▶ [DATA ROWS]:
--- Start ---

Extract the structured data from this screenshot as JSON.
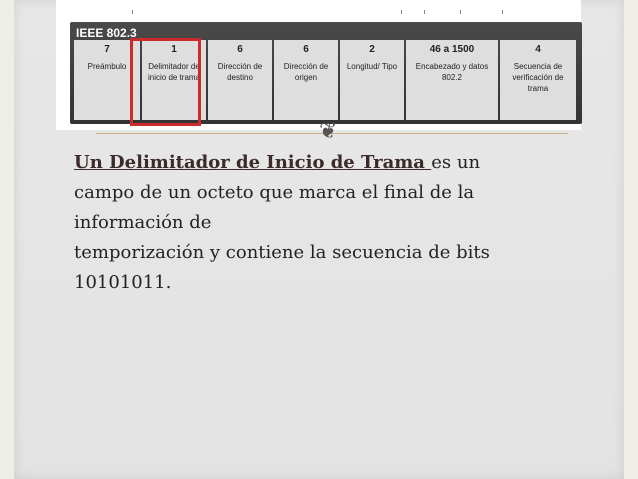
{
  "frame_diagram": {
    "standard": "IEEE 802.3",
    "fields": [
      {
        "bytes": "7",
        "name": "Preámbulo"
      },
      {
        "bytes": "1",
        "name": "Delimitador de inicio de trama"
      },
      {
        "bytes": "6",
        "name": "Dirección de destino"
      },
      {
        "bytes": "6",
        "name": "Dirección de origen"
      },
      {
        "bytes": "2",
        "name": "Longitud/ Tipo"
      },
      {
        "bytes": "46 a 1500",
        "name": "Encabezado y datos 802.2"
      },
      {
        "bytes": "4",
        "name": "Secuencia de verificación de trama"
      }
    ],
    "highlight_color": "#cc2b2b"
  },
  "ornament_glyph": "❦",
  "body": {
    "term": "Un Delimitador de Inicio de Trama ",
    "line1_rest": "es un",
    "line2": "campo de un octeto que marca el final de la",
    "line3": "información de",
    "line4": "temporización y contiene la secuencia de bits",
    "line5": "10101011."
  }
}
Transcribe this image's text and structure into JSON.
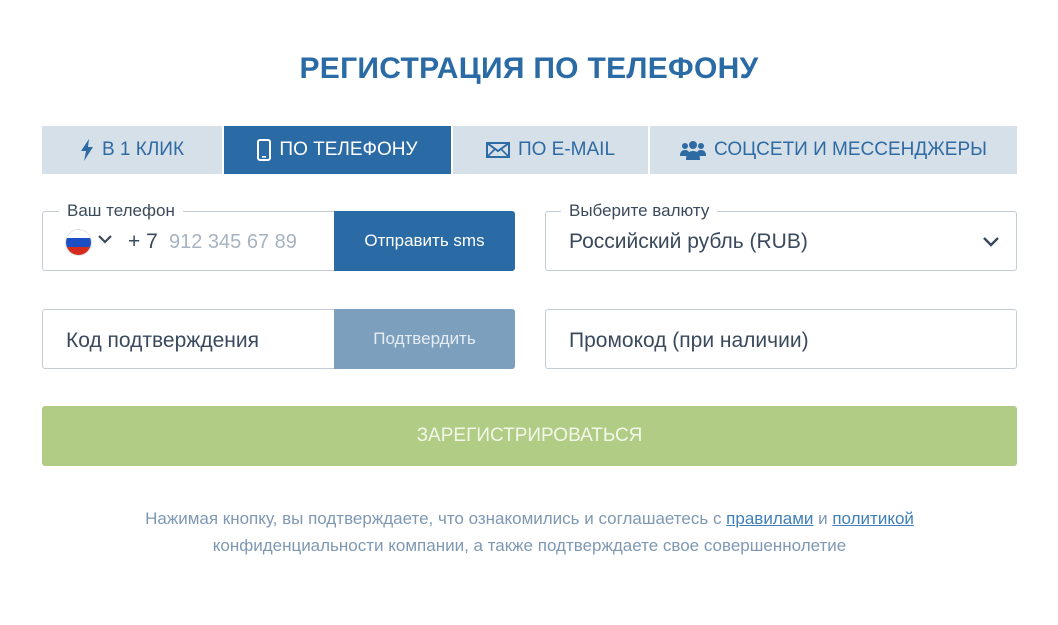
{
  "header": {
    "title": "РЕГИСТРАЦИЯ ПО ТЕЛЕФОНУ"
  },
  "tabs": [
    {
      "label": "В 1 КЛИК",
      "icon": "lightning-icon",
      "active": false
    },
    {
      "label": "ПО ТЕЛЕФОНУ",
      "icon": "phone-icon",
      "active": true
    },
    {
      "label": "ПО E-MAIL",
      "icon": "envelope-icon",
      "active": false
    },
    {
      "label": "СОЦСЕТИ И МЕССЕНДЖЕРЫ",
      "icon": "users-icon",
      "active": false
    }
  ],
  "phone": {
    "legend": "Ваш телефон",
    "country_icon": "russia-flag-icon",
    "prefix": "+ 7",
    "placeholder": "912 345 67 89",
    "value": "",
    "send_button": "Отправить sms"
  },
  "currency": {
    "legend": "Выберите валюту",
    "selected": "Российский рубль (RUB)"
  },
  "code": {
    "label": "Код подтверждения",
    "confirm_button": "Подтвердить"
  },
  "promo": {
    "label": "Промокод (при наличии)"
  },
  "register_button": "ЗАРЕГИСТРИРОВАТЬСЯ",
  "terms": {
    "before": "Нажимая кнопку, вы подтверждаете, что ознакомились и соглашаетесь с ",
    "rules_link": "правилами",
    "and": " и ",
    "policy_link": "политикой",
    "after": "конфиденциальности компании, а также подтверждаете свое совершеннолетие"
  },
  "colors": {
    "accent": "#2a6aa5",
    "tab_inactive": "#d6e0e9",
    "register_button": "#b1cc84",
    "confirm_disabled": "#7d9fbe"
  }
}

--- End ---

▶ [WRITTEN PROBLEM]:
Without including the pictures, return each record above exactly as it stands.

▶ [THE RESULT]:
Extract the structured data from this screenshot as JSON.
{
  "frame_diagram": {
    "standard": "IEEE 802.3",
    "fields": [
      {
        "bytes": "7",
        "name": "Preámbulo"
      },
      {
        "bytes": "1",
        "name": "Delimitador de inicio de trama"
      },
      {
        "bytes": "6",
        "name": "Dirección de destino"
      },
      {
        "bytes": "6",
        "name": "Dirección de origen"
      },
      {
        "bytes": "2",
        "name": "Longitud/ Tipo"
      },
      {
        "bytes": "46 a 1500",
        "name": "Encabezado y datos 802.2"
      },
      {
        "bytes": "4",
        "name": "Secuencia de verificación de trama"
      }
    ],
    "highlight_color": "#cc2b2b"
  },
  "ornament_glyph": "❦",
  "body": {
    "term": "Un Delimitador de Inicio de Trama ",
    "line1_rest": "es un",
    "line2": "campo de un octeto que marca el final de la",
    "line3": "información de",
    "line4": "temporización y contiene la secuencia de bits",
    "line5": "10101011."
  }
}
Transcribe this image's text and structure into JSON.
{
  "header": {
    "title": "РЕГИСТРАЦИЯ ПО ТЕЛЕФОНУ"
  },
  "tabs": [
    {
      "label": "В 1 КЛИК",
      "icon": "lightning-icon",
      "active": false
    },
    {
      "label": "ПО ТЕЛЕФОНУ",
      "icon": "phone-icon",
      "active": true
    },
    {
      "label": "ПО E-MAIL",
      "icon": "envelope-icon",
      "active": false
    },
    {
      "label": "СОЦСЕТИ И МЕССЕНДЖЕРЫ",
      "icon": "users-icon",
      "active": false
    }
  ],
  "phone": {
    "legend": "Ваш телефон",
    "country_icon": "russia-flag-icon",
    "prefix": "+ 7",
    "placeholder": "912 345 67 89",
    "value": "",
    "send_button": "Отправить sms"
  },
  "currency": {
    "legend": "Выберите валюту",
    "selected": "Российский рубль (RUB)"
  },
  "code": {
    "label": "Код подтверждения",
    "confirm_button": "Подтвердить"
  },
  "promo": {
    "label": "Промокод (при наличии)"
  },
  "register_button": "ЗАРЕГИСТРИРОВАТЬСЯ",
  "terms": {
    "before": "Нажимая кнопку, вы подтверждаете, что ознакомились и соглашаетесь с ",
    "rules_link": "правилами",
    "and": " и ",
    "policy_link": "политикой",
    "after": "конфиденциальности компании, а также подтверждаете свое совершеннолетие"
  },
  "colors": {
    "accent": "#2a6aa5",
    "tab_inactive": "#d6e0e9",
    "register_button": "#b1cc84",
    "confirm_disabled": "#7d9fbe"
  }
}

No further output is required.